REQUIREMENTS: Write the material out again, line by line, exactly as it is.

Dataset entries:
————————

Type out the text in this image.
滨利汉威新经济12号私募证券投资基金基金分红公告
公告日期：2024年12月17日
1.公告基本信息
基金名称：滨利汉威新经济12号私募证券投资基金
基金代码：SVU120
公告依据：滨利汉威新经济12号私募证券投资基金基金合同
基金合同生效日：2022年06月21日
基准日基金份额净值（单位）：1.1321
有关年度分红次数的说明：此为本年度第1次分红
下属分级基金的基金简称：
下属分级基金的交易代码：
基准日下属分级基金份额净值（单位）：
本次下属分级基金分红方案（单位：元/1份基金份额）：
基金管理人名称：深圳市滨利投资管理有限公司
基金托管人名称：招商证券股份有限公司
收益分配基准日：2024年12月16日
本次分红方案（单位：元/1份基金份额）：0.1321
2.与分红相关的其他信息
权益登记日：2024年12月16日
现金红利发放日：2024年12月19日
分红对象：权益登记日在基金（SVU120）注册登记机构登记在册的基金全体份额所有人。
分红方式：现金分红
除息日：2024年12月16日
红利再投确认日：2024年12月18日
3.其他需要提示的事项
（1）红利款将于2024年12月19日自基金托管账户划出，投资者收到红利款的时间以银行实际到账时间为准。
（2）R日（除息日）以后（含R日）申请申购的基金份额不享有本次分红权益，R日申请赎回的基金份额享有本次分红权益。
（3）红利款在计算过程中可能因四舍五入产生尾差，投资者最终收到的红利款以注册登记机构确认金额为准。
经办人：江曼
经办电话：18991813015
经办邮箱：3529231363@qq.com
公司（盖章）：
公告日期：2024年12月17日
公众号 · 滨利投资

————————

RESULT:
Type out the text in this image.
滨利汉威新经济12号私募证券投资基金基金分红公告
公告日期：2024年12月17日
1.公告基本信息
基金名称：滨利汉威新经济12号私募证券投资基金
基金代码：SVU120
公告依据：滨利汉威新经济12号私募证券投资基金基金合同
基金合同生效日：2022年06月21日
基准日基金份额净值（单位）：1.1321
有关年度分红次数的说明：此为本年度第1次分红
下属分级基金的基金简称：
下属分级基金的交易代码：
基准日下属分级基金份额净值（单位）：
本次下属分级基金分红方案（单位：元/1份基金份额）：
基金管理人名称：深圳市滨利投资管理有限公司
基金托管人名称：招商证券股份有限公司
收益分配基准日：2024年12月16日
本次分红方案（单位：元/1份基金份额）：0.1321
2.与分红相关的其他信息
权益登记日：2024年12月16日
现金红利发放日：2024年12月19日
分红对象：权益登记日在基金（SVU120）注册登记机构登记在册的基金全体份额所有人。
分红方式：现金分红
除息日：2024年12月16日
红利再投确认日：2024年12月18日
3.其他需要提示的事项
（1）红利款将于2024年12月19日自基金托管账户划出，投资者收到红利款的时间以银行实际到账时间为准。
（2）R日（除息日）以后（含R日）申请申购的基金份额不享有本次分红权益，R日申请赎回的基金份额享有本次分红权益。
（3）红利款在计算过程中可能因四舍五入产生尾差，投资者最终收到的红利款以注册登记机构确认金额为准。
经办人：江曼
经办电话：18991813015
经办邮箱：3529231363@qq.com
公司（盖章）：
公告日期：2024年12月17日
公众号 · 滨利投资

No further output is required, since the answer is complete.